## TASK DESCRIPTION
Repeat everything in the material exactly.

## INPUT RECORDS
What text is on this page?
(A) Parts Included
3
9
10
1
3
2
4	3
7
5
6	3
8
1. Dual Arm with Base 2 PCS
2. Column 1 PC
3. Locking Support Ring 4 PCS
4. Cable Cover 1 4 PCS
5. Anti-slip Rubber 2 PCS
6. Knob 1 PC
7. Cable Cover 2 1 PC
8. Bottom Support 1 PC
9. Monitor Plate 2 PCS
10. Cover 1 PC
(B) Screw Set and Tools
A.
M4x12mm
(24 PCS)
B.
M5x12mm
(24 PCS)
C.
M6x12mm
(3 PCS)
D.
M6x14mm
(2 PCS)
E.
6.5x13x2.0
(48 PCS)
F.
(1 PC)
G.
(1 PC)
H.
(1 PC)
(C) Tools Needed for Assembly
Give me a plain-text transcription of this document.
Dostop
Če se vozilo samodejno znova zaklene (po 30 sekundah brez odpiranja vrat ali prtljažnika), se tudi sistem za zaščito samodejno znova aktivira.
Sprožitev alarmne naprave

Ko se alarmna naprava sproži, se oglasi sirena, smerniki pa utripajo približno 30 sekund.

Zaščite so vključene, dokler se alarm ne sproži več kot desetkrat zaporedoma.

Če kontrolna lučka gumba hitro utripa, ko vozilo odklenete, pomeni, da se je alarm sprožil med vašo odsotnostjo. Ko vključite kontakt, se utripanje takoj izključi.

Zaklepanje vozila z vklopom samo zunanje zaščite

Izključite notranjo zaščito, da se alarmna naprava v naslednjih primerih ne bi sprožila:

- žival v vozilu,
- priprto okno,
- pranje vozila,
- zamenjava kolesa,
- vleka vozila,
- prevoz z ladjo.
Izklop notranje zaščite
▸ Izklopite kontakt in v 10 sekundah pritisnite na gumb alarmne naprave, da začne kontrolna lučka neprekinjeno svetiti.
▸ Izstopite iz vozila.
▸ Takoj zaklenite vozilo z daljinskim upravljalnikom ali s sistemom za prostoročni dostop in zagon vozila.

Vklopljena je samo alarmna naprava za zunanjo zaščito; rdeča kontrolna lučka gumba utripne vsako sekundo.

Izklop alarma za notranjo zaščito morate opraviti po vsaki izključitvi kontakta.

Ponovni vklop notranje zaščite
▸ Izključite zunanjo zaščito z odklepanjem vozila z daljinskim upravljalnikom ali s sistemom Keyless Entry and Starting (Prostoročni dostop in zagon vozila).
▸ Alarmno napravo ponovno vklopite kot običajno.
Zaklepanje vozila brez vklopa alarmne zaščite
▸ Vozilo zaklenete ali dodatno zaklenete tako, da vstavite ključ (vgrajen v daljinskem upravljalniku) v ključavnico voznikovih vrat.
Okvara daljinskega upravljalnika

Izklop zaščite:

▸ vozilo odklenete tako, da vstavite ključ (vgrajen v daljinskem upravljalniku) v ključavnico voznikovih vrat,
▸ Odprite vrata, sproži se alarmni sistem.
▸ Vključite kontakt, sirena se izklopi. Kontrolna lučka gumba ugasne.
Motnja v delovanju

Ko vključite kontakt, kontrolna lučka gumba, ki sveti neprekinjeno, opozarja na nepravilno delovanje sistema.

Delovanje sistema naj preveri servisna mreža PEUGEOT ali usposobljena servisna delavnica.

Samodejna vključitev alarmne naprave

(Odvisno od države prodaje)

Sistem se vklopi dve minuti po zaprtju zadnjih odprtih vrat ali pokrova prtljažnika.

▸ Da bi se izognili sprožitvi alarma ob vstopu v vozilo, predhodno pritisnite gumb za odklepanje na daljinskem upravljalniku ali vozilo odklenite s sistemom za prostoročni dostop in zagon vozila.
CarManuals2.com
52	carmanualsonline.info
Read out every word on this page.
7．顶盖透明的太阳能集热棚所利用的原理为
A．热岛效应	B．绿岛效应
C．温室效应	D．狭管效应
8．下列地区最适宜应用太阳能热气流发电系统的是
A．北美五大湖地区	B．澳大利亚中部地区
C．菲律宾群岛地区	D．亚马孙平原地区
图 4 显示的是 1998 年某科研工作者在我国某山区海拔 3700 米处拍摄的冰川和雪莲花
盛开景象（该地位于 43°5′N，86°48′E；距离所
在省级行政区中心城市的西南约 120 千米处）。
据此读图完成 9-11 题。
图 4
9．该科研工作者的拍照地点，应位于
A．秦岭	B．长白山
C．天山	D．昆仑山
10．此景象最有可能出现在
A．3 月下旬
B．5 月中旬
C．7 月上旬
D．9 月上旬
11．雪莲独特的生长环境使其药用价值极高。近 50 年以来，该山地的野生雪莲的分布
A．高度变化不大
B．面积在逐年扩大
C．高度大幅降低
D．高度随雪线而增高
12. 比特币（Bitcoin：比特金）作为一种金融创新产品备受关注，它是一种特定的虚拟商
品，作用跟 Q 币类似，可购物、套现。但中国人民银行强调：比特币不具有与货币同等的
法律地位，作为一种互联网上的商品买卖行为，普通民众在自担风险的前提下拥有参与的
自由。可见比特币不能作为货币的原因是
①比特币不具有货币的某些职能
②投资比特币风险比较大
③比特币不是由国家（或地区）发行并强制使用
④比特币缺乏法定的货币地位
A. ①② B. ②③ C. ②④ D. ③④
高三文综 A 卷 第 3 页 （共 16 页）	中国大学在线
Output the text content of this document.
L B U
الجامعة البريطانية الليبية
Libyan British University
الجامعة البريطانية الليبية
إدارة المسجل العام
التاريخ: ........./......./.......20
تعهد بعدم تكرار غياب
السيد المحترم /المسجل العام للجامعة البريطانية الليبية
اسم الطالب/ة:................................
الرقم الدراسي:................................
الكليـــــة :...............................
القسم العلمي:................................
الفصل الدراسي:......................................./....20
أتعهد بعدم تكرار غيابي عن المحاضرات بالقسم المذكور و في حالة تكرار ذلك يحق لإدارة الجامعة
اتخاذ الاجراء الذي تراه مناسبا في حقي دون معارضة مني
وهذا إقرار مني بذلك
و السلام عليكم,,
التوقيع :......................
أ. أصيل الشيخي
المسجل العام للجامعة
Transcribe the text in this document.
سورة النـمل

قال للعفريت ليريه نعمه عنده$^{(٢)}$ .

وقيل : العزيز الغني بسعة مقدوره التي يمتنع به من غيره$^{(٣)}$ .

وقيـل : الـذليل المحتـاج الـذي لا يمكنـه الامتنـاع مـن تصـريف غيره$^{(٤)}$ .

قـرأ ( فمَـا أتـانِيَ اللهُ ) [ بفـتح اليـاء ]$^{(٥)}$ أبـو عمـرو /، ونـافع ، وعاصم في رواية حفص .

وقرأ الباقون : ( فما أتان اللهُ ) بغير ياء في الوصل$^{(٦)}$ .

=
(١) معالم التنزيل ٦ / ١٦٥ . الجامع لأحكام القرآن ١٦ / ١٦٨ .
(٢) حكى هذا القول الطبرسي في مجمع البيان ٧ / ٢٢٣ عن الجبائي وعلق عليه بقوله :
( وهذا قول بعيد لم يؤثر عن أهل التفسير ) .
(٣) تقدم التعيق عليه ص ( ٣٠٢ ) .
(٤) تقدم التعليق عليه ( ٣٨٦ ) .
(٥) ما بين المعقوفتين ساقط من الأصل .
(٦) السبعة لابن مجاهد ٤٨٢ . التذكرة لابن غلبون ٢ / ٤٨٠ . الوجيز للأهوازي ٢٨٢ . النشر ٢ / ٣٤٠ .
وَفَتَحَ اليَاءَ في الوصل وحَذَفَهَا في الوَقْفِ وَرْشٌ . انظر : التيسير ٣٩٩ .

## EXERCISE RESPONSE
What text is on this page?
(A) Parts Included
3
9
10
1
3
2
4	3
7
5
6	3
8
1. Dual Arm with Base 2 PCS
2. Column 1 PC
3. Locking Support Ring 4 PCS
4. Cable Cover 1 4 PCS
5. Anti-slip Rubber 2 PCS
6. Knob 1 PC
7. Cable Cover 2 1 PC
8. Bottom Support 1 PC
9. Monitor Plate 2 PCS
10. Cover 1 PC
(B) Screw Set and Tools
A.
M4x12mm
(24 PCS)
B.
M5x12mm
(24 PCS)
C.
M6x12mm
(3 PCS)
D.
M6x14mm
(2 PCS)
E.
6.5x13x2.0
(48 PCS)
F.
(1 PC)
G.
(1 PC)
H.
(1 PC)
(C) Tools Needed for Assembly
Give me a plain-text transcription of this document.
Dostop
Če se vozilo samodejno znova zaklene (po 30 sekundah brez odpiranja vrat ali prtljažnika), se tudi sistem za zaščito samodejno znova aktivira.
Sprožitev alarmne naprave

Ko se alarmna naprava sproži, se oglasi sirena, smerniki pa utripajo približno 30 sekund.

Zaščite so vključene, dokler se alarm ne sproži več kot desetkrat zaporedoma.

Če kontrolna lučka gumba hitro utripa, ko vozilo odklenete, pomeni, da se je alarm sprožil med vašo odsotnostjo. Ko vključite kontakt, se utripanje takoj izključi.

Zaklepanje vozila z vklopom samo zunanje zaščite

Izključite notranjo zaščito, da se alarmna naprava v naslednjih primerih ne bi sprožila:

- žival v vozilu,
- priprto okno,
- pranje vozila,
- zamenjava kolesa,
- vleka vozila,
- prevoz z ladjo.
Izklop notranje zaščite
▸ Izklopite kontakt in v 10 sekundah pritisnite na gumb alarmne naprave, da začne kontrolna lučka neprekinjeno svetiti.
▸ Izstopite iz vozila.
▸ Takoj zaklenite vozilo z daljinskim upravljalnikom ali s sistemom za prostoročni dostop in zagon vozila.

Vklopljena je samo alarmna naprava za zunanjo zaščito; rdeča kontrolna lučka gumba utripne vsako sekundo.

Izklop alarma za notranjo zaščito morate opraviti po vsaki izključitvi kontakta.

Ponovni vklop notranje zaščite
▸ Izključite zunanjo zaščito z odklepanjem vozila z daljinskim upravljalnikom ali s sistemom Keyless Entry and Starting (Prostoročni dostop in zagon vozila).
▸ Alarmno napravo ponovno vklopite kot običajno.
Zaklepanje vozila brez vklopa alarmne zaščite
▸ Vozilo zaklenete ali dodatno zaklenete tako, da vstavite ključ (vgrajen v daljinskem upravljalniku) v ključavnico voznikovih vrat.
Okvara daljinskega upravljalnika

Izklop zaščite:

▸ vozilo odklenete tako, da vstavite ključ (vgrajen v daljinskem upravljalniku) v ključavnico voznikovih vrat,
▸ Odprite vrata, sproži se alarmni sistem.
▸ Vključite kontakt, sirena se izklopi. Kontrolna lučka gumba ugasne.
Motnja v delovanju

Ko vključite kontakt, kontrolna lučka gumba, ki sveti neprekinjeno, opozarja na nepravilno delovanje sistema.

Delovanje sistema naj preveri servisna mreža PEUGEOT ali usposobljena servisna delavnica.

Samodejna vključitev alarmne naprave

(Odvisno od države prodaje)

Sistem se vklopi dve minuti po zaprtju zadnjih odprtih vrat ali pokrova prtljažnika.

▸ Da bi se izognili sprožitvi alarma ob vstopu v vozilo, predhodno pritisnite gumb za odklepanje na daljinskem upravljalniku ali vozilo odklenite s sistemom za prostoročni dostop in zagon vozila.
CarManuals2.com
52	carmanualsonline.info
Read out every word on this page.
7．顶盖透明的太阳能集热棚所利用的原理为
A．热岛效应	B．绿岛效应
C．温室效应	D．狭管效应
8．下列地区最适宜应用太阳能热气流发电系统的是
A．北美五大湖地区	B．澳大利亚中部地区
C．菲律宾群岛地区	D．亚马孙平原地区
图 4 显示的是 1998 年某科研工作者在我国某山区海拔 3700 米处拍摄的冰川和雪莲花
盛开景象（该地位于 43°5′N，86°48′E；距离所
在省级行政区中心城市的西南约 120 千米处）。
据此读图完成 9-11 题。
图 4
9．该科研工作者的拍照地点，应位于
A．秦岭	B．长白山
C．天山	D．昆仑山
10．此景象最有可能出现在
A．3 月下旬
B．5 月中旬
C．7 月上旬
D．9 月上旬
11．雪莲独特的生长环境使其药用价值极高。近 50 年以来，该山地的野生雪莲的分布
A．高度变化不大
B．面积在逐年扩大
C．高度大幅降低
D．高度随雪线而增高
12. 比特币（Bitcoin：比特金）作为一种金融创新产品备受关注，它是一种特定的虚拟商
品，作用跟 Q 币类似，可购物、套现。但中国人民银行强调：比特币不具有与货币同等的
法律地位，作为一种互联网上的商品买卖行为，普通民众在自担风险的前提下拥有参与的
自由。可见比特币不能作为货币的原因是
①比特币不具有货币的某些职能
②投资比特币风险比较大
③比特币不是由国家（或地区）发行并强制使用
④比特币缺乏法定的货币地位
A. ①② B. ②③ C. ②④ D. ③④
高三文综 A 卷 第 3 页 （共 16 页）	中国大学在线
Output the text content of this document.
L B U
الجامعة البريطانية الليبية
Libyan British University
الجامعة البريطانية الليبية
إدارة المسجل العام
التاريخ: ........./......./.......20
تعهد بعدم تكرار غياب
السيد المحترم /المسجل العام للجامعة البريطانية الليبية
اسم الطالب/ة:................................
الرقم الدراسي:................................
الكليـــــة :...............................
القسم العلمي:................................
الفصل الدراسي:......................................./....20
أتعهد بعدم تكرار غيابي عن المحاضرات بالقسم المذكور و في حالة تكرار ذلك يحق لإدارة الجامعة
اتخاذ الاجراء الذي تراه مناسبا في حقي دون معارضة مني
وهذا إقرار مني بذلك
و السلام عليكم,,
التوقيع :......................
أ. أصيل الشيخي
المسجل العام للجامعة
Transcribe the text in this document.
سورة النـمل

قال للعفريت ليريه نعمه عنده$^{(٢)}$ .

وقيل : العزيز الغني بسعة مقدوره التي يمتنع به من غيره$^{(٣)}$ .

وقيـل : الـذليل المحتـاج الـذي لا يمكنـه الامتنـاع مـن تصـريف غيره$^{(٤)}$ .

قـرأ ( فمَـا أتـانِيَ اللهُ ) [ بفـتح اليـاء ]$^{(٥)}$ أبـو عمـرو /، ونـافع ، وعاصم في رواية حفص .

وقرأ الباقون : ( فما أتان اللهُ ) بغير ياء في الوصل$^{(٦)}$ .

=
(١) معالم التنزيل ٦ / ١٦٥ . الجامع لأحكام القرآن ١٦ / ١٦٨ .
(٢) حكى هذا القول الطبرسي في مجمع البيان ٧ / ٢٢٣ عن الجبائي وعلق عليه بقوله :
( وهذا قول بعيد لم يؤثر عن أهل التفسير ) .
(٣) تقدم التعيق عليه ص ( ٣٠٢ ) .
(٤) تقدم التعليق عليه ( ٣٨٦ ) .
(٥) ما بين المعقوفتين ساقط من الأصل .
(٦) السبعة لابن مجاهد ٤٨٢ . التذكرة لابن غلبون ٢ / ٤٨٠ . الوجيز للأهوازي ٢٨٢ . النشر ٢ / ٣٤٠ .
وَفَتَحَ اليَاءَ في الوصل وحَذَفَهَا في الوَقْفِ وَرْشٌ . انظر : التيسير ٣٩٩ .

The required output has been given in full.